## TASK REQUIREMENTS
Nothing but the line with "Parse this screenshot: output" and the lines after it, through the end of the records below, is to be repeated, exactly as it is.

## DATA ROWS

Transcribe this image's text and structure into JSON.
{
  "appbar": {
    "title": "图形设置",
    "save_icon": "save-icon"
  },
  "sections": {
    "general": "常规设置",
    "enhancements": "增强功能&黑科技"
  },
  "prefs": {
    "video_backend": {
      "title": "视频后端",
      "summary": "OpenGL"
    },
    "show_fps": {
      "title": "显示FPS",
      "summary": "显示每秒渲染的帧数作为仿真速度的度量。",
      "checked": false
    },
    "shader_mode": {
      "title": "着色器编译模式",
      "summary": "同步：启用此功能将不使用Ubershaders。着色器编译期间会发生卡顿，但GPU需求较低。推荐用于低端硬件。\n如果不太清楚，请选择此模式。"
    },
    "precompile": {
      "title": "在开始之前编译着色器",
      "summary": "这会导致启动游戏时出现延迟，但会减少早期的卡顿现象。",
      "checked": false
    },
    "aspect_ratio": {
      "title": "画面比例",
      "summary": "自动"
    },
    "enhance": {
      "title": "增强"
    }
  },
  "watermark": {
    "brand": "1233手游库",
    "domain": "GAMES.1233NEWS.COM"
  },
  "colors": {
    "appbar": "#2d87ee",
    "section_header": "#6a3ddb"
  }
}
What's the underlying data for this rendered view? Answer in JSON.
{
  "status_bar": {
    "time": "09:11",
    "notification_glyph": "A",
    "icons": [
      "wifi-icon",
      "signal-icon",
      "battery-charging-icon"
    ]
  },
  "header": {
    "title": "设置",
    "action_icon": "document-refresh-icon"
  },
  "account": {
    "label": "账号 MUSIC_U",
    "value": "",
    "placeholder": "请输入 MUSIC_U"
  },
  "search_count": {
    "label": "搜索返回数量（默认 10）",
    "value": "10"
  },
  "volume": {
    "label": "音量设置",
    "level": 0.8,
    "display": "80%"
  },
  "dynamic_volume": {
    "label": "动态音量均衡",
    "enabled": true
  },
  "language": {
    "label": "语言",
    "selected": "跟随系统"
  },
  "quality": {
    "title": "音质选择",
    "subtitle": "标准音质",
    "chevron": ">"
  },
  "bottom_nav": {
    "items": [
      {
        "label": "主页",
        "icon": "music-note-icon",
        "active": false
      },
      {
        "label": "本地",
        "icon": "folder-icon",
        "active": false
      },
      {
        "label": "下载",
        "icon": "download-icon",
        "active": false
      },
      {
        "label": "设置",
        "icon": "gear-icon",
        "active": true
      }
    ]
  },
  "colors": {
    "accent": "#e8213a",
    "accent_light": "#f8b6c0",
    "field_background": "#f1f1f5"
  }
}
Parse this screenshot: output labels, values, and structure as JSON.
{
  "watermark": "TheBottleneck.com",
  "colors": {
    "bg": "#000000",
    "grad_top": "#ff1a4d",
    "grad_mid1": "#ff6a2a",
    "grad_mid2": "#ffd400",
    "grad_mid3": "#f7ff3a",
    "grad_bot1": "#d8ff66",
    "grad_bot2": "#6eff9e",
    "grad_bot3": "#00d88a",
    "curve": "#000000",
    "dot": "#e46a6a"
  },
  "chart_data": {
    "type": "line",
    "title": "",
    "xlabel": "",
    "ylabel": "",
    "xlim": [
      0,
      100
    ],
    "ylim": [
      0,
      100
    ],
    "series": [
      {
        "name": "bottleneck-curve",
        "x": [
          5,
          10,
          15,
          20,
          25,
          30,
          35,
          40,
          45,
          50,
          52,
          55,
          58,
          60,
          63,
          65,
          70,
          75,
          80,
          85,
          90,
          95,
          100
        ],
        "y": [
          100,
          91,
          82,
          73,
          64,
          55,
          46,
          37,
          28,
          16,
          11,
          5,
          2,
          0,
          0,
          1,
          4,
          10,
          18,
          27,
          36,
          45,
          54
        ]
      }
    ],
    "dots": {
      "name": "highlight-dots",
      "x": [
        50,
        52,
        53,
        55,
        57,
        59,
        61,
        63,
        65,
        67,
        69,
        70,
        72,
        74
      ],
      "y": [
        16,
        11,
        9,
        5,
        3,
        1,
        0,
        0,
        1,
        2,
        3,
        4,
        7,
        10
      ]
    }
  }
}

## SOLVED PROBLEM
Parse this screenshot: output labels, values, and structure as JSON.
{
  "watermark": "TheBottleneck.com",
  "colors": {
    "bg": "#000000",
    "grad_top": "#ff1a4d",
    "grad_mid1": "#ff6a2a",
    "grad_mid2": "#ffd400",
    "grad_mid3": "#f7ff3a",
    "grad_bot1": "#d8ff66",
    "grad_bot2": "#6eff9e",
    "grad_bot3": "#00d88a",
    "curve": "#000000",
    "dot": "#e46a6a"
  },
  "chart_data": {
    "type": "line",
    "title": "",
    "xlabel": "",
    "ylabel": "",
    "xlim": [
      0,
      100
    ],
    "ylim": [
      0,
      100
    ],
    "series": [
      {
        "name": "bottleneck-curve",
        "x": [
          5,
          10,
          15,
          20,
          25,
          30,
          35,
          40,
          45,
          50,
          52,
          55,
          58,
          60,
          63,
          65,
          70,
          75,
          80,
          85,
          90,
          95,
          100
        ],
        "y": [
          100,
          91,
          82,
          73,
          64,
          55,
          46,
          37,
          28,
          16,
          11,
          5,
          2,
          0,
          0,
          1,
          4,
          10,
          18,
          27,
          36,
          45,
          54
        ]
      }
    ],
    "dots": {
      "name": "highlight-dots",
      "x": [
        50,
        52,
        53,
        55,
        57,
        59,
        61,
        63,
        65,
        67,
        69,
        70,
        72,
        74
      ],
      "y": [
        16,
        11,
        9,
        5,
        3,
        1,
        0,
        0,
        1,
        2,
        3,
        4,
        7,
        10
      ]
    }
  }
}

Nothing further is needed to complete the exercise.